## Set exercise
Set down, without any change, the lines that run from the first line through the line containing "leader-line-switzerland — [359, 279, 426, 318]", both of these included.

* START Material shown *

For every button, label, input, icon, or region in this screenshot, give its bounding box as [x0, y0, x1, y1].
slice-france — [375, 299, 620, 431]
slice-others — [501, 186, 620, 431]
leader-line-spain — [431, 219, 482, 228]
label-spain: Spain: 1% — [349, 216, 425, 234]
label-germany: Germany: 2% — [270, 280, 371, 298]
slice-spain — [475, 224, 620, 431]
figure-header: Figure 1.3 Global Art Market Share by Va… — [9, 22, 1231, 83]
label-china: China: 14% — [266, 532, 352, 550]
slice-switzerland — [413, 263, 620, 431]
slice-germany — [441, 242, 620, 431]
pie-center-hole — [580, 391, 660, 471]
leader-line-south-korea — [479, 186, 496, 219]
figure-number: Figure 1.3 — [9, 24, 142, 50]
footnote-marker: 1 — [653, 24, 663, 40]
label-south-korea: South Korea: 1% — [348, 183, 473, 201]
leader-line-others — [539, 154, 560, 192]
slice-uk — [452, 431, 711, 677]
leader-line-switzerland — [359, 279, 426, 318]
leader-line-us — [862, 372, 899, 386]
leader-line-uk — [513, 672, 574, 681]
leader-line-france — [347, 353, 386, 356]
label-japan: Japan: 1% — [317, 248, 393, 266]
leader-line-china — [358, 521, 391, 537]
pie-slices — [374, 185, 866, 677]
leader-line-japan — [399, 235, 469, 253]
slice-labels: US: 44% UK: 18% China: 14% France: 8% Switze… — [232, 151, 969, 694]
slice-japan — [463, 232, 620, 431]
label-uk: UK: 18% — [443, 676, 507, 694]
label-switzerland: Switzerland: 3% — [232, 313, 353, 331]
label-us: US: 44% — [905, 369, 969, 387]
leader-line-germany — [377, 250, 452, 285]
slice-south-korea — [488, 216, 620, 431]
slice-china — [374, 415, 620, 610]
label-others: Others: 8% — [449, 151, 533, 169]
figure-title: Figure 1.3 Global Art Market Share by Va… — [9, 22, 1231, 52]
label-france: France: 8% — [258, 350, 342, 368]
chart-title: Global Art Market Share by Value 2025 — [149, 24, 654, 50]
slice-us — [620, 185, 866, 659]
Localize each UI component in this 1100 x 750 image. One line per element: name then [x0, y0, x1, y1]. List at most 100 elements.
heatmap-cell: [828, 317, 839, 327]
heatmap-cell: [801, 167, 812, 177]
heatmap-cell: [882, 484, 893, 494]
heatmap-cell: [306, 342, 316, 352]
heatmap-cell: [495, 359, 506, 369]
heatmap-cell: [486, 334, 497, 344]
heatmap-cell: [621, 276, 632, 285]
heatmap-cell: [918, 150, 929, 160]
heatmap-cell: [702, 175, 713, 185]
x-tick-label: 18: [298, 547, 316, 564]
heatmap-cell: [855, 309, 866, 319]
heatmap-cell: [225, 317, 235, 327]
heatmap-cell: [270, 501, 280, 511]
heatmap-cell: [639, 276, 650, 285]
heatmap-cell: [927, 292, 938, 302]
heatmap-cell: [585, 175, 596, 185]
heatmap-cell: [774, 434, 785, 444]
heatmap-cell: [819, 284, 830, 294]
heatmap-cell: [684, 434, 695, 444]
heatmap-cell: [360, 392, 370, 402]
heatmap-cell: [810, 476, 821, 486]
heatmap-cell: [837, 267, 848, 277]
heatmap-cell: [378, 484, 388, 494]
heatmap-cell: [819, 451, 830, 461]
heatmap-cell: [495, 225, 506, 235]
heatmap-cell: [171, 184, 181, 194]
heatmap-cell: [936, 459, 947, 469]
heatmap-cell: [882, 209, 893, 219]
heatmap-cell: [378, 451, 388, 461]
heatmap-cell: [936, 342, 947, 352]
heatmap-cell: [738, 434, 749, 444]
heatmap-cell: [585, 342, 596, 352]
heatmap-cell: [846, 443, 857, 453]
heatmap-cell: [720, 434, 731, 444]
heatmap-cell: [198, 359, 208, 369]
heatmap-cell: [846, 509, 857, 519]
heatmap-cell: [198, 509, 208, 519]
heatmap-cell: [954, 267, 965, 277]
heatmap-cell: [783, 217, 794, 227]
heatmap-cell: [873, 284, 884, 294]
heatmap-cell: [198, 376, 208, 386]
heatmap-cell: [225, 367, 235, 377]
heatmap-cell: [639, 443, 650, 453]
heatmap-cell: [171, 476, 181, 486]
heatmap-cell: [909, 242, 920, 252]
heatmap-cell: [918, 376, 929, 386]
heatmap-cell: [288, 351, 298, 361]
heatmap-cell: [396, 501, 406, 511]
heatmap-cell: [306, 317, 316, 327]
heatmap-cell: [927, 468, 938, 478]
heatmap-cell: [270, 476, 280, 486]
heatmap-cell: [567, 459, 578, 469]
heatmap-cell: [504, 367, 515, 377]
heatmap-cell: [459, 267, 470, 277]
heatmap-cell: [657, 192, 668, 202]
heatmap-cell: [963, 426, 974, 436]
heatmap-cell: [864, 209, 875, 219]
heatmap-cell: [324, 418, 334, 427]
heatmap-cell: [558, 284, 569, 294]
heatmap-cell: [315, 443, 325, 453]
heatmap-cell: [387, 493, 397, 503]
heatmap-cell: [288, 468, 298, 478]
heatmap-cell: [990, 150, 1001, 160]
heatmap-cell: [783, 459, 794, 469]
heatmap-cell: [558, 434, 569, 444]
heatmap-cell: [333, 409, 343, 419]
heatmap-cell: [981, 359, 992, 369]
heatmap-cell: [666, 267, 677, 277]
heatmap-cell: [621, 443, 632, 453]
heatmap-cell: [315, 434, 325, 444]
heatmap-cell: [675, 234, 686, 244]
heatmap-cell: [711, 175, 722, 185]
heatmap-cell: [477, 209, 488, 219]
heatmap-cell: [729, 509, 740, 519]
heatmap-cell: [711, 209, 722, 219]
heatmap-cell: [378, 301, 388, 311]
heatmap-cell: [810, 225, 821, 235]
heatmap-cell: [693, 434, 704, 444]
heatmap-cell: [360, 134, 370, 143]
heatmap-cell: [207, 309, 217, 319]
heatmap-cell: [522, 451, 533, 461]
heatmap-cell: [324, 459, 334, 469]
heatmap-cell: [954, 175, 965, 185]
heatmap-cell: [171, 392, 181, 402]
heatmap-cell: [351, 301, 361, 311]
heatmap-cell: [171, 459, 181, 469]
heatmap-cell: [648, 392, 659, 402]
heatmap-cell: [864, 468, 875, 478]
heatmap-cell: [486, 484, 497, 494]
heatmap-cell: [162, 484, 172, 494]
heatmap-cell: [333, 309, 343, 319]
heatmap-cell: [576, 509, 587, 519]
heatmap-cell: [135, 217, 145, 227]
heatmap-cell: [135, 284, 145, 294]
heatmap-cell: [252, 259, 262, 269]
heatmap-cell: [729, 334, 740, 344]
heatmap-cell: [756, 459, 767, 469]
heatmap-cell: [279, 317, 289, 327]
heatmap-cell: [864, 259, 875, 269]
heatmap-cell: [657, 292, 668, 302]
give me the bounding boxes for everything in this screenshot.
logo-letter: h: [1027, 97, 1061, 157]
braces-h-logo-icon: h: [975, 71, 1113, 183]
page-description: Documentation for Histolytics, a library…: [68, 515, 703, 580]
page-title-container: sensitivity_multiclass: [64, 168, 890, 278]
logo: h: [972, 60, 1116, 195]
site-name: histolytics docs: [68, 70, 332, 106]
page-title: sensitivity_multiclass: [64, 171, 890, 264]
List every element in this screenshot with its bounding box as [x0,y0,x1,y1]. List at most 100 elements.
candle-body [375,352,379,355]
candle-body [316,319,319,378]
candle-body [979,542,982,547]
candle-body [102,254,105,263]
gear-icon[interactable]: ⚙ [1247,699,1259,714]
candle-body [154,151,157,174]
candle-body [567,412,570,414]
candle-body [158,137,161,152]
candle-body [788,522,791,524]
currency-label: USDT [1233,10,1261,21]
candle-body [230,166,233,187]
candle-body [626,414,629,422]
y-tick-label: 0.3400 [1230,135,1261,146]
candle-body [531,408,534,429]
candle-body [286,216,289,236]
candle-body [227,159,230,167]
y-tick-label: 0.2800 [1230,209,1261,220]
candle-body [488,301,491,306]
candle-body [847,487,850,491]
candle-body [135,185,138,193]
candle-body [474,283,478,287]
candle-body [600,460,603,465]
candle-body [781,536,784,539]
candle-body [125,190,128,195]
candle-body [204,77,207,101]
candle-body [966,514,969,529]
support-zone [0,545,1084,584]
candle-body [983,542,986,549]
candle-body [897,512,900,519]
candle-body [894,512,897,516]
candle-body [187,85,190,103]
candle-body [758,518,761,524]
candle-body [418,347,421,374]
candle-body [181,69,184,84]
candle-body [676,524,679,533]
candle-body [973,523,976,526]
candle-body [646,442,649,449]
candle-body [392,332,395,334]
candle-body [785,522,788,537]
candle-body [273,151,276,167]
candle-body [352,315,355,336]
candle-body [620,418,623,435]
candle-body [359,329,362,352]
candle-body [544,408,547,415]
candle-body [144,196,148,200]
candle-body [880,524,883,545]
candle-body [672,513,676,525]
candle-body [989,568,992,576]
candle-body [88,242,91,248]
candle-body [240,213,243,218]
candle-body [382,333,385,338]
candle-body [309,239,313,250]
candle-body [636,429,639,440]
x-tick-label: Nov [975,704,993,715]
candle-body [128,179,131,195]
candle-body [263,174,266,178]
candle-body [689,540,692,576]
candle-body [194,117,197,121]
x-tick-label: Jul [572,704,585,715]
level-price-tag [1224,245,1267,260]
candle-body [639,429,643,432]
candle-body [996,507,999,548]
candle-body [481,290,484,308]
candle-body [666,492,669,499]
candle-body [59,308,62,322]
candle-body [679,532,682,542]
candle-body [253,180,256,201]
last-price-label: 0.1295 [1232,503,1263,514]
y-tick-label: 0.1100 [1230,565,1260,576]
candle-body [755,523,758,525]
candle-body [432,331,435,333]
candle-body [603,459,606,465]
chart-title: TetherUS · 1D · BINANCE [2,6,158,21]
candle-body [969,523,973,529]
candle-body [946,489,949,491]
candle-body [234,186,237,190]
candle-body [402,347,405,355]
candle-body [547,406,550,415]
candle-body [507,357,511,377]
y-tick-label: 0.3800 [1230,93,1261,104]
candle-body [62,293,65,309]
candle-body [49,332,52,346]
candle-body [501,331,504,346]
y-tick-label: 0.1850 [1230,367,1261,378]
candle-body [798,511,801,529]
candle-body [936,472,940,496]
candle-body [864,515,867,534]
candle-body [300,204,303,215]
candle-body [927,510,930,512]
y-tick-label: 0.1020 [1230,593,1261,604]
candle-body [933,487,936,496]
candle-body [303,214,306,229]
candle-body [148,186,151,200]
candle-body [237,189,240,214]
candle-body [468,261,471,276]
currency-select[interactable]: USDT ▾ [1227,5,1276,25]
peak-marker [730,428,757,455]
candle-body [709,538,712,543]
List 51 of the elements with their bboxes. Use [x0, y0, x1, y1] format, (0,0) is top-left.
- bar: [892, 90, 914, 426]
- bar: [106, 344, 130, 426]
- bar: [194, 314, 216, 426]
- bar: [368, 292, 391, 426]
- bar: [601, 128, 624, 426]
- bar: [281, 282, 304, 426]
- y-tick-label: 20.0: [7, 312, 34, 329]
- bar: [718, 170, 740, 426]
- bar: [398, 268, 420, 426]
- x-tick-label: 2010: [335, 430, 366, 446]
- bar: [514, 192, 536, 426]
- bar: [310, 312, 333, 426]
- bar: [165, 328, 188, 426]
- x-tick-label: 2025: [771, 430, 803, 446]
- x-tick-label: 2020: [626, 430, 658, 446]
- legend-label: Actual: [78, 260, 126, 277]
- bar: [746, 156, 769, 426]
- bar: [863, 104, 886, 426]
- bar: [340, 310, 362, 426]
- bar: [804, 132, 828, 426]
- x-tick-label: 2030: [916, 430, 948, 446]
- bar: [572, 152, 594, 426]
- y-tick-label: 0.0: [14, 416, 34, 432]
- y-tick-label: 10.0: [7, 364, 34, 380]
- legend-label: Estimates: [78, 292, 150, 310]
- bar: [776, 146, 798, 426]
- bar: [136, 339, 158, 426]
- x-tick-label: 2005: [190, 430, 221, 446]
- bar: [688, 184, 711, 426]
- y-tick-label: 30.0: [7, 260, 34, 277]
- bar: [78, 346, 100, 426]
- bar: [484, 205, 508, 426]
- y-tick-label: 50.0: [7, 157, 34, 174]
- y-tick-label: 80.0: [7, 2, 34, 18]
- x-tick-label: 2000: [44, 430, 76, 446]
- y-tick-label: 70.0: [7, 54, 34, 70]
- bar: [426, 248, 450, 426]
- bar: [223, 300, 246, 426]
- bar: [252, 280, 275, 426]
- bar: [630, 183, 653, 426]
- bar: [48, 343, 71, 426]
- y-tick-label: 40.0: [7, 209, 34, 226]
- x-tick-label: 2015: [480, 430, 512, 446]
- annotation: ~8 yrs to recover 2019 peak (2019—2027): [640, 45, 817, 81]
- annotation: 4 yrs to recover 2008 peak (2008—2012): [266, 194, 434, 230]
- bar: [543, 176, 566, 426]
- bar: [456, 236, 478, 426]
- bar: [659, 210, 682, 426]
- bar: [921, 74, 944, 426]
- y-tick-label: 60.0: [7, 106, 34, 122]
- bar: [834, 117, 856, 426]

* END Material shown *

## Worked solution
For every button, label, input, icon, or region in this screenshot, give its bounding box as [x0, y0, x1, y1].
slice-france — [375, 299, 620, 431]
slice-others — [501, 186, 620, 431]
leader-line-spain — [431, 219, 482, 228]
label-spain: Spain: 1% — [349, 216, 425, 234]
label-germany: Germany: 2% — [270, 280, 371, 298]
slice-spain — [475, 224, 620, 431]
figure-header: Figure 1.3 Global Art Market Share by Va… — [9, 22, 1231, 83]
label-china: China: 14% — [266, 532, 352, 550]
slice-switzerland — [413, 263, 620, 431]
slice-germany — [441, 242, 620, 431]
pie-center-hole — [580, 391, 660, 471]
leader-line-south-korea — [479, 186, 496, 219]
figure-number: Figure 1.3 — [9, 24, 142, 50]
footnote-marker: 1 — [653, 24, 663, 40]
label-south-korea: South Korea: 1% — [348, 183, 473, 201]
leader-line-others — [539, 154, 560, 192]
slice-uk — [452, 431, 711, 677]
leader-line-switzerland — [359, 279, 426, 318]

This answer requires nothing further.